Collect the lines of the entries where "name" shows up.

> **Material for this exercise**
────────────────────
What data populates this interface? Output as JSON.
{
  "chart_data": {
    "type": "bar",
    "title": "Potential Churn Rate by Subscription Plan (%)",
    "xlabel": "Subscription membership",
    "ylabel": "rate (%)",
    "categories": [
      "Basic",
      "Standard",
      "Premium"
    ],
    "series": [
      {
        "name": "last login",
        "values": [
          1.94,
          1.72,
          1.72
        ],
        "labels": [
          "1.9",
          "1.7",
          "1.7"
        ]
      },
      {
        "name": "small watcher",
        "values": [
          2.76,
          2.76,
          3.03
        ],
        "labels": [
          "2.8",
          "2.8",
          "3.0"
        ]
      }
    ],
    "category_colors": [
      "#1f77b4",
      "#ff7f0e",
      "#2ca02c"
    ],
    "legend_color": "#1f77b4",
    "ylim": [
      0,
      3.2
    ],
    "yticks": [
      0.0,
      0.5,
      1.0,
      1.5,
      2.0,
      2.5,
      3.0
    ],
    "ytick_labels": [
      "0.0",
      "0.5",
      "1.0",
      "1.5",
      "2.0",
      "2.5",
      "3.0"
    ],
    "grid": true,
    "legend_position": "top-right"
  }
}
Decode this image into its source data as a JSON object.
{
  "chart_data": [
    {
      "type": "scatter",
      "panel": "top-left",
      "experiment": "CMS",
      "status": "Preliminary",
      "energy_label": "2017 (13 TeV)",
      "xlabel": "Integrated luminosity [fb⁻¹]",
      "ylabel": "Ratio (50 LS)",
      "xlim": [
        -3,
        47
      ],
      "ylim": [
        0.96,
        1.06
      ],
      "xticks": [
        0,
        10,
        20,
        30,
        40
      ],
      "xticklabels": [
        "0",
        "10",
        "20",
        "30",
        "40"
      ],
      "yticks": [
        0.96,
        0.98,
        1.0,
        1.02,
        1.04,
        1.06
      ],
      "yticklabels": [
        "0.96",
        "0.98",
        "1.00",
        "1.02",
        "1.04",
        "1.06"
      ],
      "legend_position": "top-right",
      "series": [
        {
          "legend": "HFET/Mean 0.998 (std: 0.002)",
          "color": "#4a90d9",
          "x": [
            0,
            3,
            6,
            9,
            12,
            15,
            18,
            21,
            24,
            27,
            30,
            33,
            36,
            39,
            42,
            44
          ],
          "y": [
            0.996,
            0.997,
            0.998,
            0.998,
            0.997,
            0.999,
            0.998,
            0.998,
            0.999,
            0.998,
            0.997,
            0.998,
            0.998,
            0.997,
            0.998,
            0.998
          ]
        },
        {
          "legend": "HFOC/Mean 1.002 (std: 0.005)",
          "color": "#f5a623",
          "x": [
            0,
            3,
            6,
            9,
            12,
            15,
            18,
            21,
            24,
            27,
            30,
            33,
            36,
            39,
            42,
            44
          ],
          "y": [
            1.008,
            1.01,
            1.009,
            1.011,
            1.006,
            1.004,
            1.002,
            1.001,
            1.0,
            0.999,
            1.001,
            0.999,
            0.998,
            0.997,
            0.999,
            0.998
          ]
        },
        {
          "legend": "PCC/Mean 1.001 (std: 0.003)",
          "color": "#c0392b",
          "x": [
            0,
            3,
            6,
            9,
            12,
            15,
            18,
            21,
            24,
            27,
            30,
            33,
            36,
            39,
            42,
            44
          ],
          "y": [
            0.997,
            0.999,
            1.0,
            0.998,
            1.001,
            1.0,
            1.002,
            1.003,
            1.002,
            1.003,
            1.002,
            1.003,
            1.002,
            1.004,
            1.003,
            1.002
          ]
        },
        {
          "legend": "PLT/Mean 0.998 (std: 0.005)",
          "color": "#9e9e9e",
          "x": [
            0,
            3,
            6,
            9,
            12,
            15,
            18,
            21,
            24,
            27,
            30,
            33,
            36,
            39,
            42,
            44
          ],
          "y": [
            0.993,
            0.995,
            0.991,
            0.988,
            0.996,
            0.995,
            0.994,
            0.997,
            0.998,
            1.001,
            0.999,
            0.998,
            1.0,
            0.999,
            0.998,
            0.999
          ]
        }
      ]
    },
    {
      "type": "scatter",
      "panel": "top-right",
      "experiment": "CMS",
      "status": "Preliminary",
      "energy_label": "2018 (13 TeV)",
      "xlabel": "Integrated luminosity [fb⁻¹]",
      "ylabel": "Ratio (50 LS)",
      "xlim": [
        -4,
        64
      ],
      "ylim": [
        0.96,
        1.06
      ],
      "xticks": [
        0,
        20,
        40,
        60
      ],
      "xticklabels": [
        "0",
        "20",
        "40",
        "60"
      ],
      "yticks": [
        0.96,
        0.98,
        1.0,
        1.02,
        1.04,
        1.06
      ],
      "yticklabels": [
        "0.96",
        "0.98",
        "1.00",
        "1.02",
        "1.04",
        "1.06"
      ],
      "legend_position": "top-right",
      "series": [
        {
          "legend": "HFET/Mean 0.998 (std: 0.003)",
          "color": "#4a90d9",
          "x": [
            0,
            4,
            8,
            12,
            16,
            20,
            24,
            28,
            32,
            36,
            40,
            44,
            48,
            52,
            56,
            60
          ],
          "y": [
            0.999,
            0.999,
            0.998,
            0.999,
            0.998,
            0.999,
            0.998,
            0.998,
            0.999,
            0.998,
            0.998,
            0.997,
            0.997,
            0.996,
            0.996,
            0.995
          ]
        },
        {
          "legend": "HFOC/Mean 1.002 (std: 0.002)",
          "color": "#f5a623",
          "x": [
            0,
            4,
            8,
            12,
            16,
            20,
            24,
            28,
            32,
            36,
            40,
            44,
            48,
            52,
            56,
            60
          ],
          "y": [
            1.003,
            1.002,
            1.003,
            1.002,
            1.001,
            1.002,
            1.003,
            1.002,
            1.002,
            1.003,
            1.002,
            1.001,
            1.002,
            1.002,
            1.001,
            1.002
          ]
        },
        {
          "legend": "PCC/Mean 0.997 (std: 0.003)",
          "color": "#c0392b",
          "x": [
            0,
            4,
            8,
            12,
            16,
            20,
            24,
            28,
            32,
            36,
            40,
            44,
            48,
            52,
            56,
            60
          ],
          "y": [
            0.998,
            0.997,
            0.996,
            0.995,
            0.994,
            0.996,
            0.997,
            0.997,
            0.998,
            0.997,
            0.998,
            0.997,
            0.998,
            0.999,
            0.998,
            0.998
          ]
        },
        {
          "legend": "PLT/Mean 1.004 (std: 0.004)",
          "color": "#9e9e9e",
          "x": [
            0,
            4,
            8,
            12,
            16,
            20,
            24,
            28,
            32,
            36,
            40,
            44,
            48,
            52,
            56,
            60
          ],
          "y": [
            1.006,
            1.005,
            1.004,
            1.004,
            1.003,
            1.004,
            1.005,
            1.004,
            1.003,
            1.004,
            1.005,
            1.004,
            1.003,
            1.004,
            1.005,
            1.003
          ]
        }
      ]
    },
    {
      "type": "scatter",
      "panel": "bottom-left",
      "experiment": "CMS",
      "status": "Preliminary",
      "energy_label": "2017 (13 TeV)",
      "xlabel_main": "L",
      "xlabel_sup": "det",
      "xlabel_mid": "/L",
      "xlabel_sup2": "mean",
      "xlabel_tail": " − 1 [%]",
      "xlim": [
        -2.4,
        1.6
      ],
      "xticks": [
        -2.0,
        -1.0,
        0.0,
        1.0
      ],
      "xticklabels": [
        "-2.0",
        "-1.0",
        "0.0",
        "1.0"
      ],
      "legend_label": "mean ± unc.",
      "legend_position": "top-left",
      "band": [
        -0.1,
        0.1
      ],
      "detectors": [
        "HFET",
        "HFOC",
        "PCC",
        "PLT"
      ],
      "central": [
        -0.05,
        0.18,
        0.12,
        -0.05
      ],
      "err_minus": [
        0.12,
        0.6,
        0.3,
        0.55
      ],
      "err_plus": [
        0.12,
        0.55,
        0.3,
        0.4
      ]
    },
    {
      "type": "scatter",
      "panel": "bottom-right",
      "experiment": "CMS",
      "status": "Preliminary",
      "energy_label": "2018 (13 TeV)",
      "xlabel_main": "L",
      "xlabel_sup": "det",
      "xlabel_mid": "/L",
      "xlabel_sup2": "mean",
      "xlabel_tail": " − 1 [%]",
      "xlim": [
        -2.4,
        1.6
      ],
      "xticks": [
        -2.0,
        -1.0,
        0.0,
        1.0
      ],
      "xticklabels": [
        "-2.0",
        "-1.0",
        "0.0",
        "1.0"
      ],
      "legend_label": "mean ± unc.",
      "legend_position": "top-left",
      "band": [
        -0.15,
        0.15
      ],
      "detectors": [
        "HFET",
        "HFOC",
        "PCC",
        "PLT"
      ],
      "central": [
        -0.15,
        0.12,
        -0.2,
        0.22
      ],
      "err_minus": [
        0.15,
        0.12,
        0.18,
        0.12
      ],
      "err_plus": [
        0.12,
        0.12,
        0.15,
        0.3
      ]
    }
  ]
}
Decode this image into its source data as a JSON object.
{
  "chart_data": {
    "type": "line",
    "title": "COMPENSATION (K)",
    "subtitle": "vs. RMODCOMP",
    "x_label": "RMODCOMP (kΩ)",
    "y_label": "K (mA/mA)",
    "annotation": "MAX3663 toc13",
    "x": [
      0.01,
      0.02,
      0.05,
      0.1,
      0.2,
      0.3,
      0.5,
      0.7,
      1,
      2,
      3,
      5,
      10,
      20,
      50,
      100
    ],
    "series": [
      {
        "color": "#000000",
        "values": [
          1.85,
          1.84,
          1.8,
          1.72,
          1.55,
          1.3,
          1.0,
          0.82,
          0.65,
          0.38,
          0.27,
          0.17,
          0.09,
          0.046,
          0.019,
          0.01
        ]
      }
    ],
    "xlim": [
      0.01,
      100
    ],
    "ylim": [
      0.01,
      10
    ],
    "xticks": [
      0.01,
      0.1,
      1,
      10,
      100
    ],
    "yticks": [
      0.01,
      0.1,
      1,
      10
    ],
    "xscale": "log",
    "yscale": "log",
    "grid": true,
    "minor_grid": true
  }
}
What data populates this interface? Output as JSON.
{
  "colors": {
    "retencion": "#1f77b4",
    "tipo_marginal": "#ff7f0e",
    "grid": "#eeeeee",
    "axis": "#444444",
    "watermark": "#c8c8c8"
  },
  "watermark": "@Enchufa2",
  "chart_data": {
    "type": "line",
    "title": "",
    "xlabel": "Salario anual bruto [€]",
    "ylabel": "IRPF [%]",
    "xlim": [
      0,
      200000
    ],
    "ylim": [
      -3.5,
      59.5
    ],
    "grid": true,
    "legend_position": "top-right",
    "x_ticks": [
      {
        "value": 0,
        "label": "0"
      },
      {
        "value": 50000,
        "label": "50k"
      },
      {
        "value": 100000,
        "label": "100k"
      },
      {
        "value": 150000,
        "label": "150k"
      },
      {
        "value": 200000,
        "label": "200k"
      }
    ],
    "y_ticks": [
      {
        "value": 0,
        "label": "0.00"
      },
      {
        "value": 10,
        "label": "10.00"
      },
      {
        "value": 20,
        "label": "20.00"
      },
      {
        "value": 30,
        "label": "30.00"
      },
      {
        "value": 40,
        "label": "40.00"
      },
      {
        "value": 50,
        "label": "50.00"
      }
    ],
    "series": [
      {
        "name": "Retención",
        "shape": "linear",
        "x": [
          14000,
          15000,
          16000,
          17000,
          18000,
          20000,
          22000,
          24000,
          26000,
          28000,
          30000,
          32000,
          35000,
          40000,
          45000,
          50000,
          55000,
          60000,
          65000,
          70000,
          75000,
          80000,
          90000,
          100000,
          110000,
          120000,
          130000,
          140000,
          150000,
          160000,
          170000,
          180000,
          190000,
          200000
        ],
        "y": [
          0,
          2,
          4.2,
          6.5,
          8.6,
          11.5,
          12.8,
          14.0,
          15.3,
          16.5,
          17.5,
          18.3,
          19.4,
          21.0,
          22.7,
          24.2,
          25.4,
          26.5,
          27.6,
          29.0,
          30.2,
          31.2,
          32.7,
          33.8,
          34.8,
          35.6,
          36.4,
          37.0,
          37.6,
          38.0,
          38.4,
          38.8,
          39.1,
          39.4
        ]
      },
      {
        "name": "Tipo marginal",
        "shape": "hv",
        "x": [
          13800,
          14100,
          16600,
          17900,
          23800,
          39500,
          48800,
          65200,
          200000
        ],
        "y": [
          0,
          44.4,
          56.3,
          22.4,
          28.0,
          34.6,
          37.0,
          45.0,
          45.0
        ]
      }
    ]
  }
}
────────────────────
> **Task output**
        "name": "last login",
        "name": "small watcher",
        "name": "Retención",
        "name": "Tipo marginal",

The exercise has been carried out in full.